WHAT THE EXERCISE ASKS :: Type out the records that follow, exactly as given.

Records:
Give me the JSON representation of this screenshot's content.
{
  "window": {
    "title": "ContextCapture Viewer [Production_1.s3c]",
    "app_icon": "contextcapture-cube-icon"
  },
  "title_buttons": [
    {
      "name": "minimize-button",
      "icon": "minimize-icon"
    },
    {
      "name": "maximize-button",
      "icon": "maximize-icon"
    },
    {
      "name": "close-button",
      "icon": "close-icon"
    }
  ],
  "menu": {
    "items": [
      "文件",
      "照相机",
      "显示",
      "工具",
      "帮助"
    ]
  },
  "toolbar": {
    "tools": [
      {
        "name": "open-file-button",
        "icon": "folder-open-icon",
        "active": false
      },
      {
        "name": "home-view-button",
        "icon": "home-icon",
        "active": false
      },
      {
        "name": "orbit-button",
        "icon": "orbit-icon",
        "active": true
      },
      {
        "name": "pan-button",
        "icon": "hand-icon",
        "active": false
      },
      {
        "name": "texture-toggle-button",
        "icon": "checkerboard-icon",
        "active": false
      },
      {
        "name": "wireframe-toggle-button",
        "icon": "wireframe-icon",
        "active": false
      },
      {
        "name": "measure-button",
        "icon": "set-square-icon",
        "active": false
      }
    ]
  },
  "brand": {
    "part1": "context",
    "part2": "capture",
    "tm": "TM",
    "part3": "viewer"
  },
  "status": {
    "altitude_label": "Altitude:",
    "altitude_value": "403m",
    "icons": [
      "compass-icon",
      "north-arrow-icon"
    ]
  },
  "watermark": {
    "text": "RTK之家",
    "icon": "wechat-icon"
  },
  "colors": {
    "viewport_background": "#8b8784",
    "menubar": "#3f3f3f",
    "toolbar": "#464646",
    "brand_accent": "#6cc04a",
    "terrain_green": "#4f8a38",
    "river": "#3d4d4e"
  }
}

RESPONSE TO THIS TASK ::
Give me the JSON representation of this screenshot's content.
{
  "window": {
    "title": "ContextCapture Viewer [Production_1.s3c]",
    "app_icon": "contextcapture-cube-icon"
  },
  "title_buttons": [
    {
      "name": "minimize-button",
      "icon": "minimize-icon"
    },
    {
      "name": "maximize-button",
      "icon": "maximize-icon"
    },
    {
      "name": "close-button",
      "icon": "close-icon"
    }
  ],
  "menu": {
    "items": [
      "文件",
      "照相机",
      "显示",
      "工具",
      "帮助"
    ]
  },
  "toolbar": {
    "tools": [
      {
        "name": "open-file-button",
        "icon": "folder-open-icon",
        "active": false
      },
      {
        "name": "home-view-button",
        "icon": "home-icon",
        "active": false
      },
      {
        "name": "orbit-button",
        "icon": "orbit-icon",
        "active": true
      },
      {
        "name": "pan-button",
        "icon": "hand-icon",
        "active": false
      },
      {
        "name": "texture-toggle-button",
        "icon": "checkerboard-icon",
        "active": false
      },
      {
        "name": "wireframe-toggle-button",
        "icon": "wireframe-icon",
        "active": false
      },
      {
        "name": "measure-button",
        "icon": "set-square-icon",
        "active": false
      }
    ]
  },
  "brand": {
    "part1": "context",
    "part2": "capture",
    "tm": "TM",
    "part3": "viewer"
  },
  "status": {
    "altitude_label": "Altitude:",
    "altitude_value": "403m",
    "icons": [
      "compass-icon",
      "north-arrow-icon"
    ]
  },
  "watermark": {
    "text": "RTK之家",
    "icon": "wechat-icon"
  },
  "colors": {
    "viewport_background": "#8b8784",
    "menubar": "#3f3f3f",
    "toolbar": "#464646",
    "brand_accent": "#6cc04a",
    "terrain_green": "#4f8a38",
    "river": "#3d4d4e"
  }
}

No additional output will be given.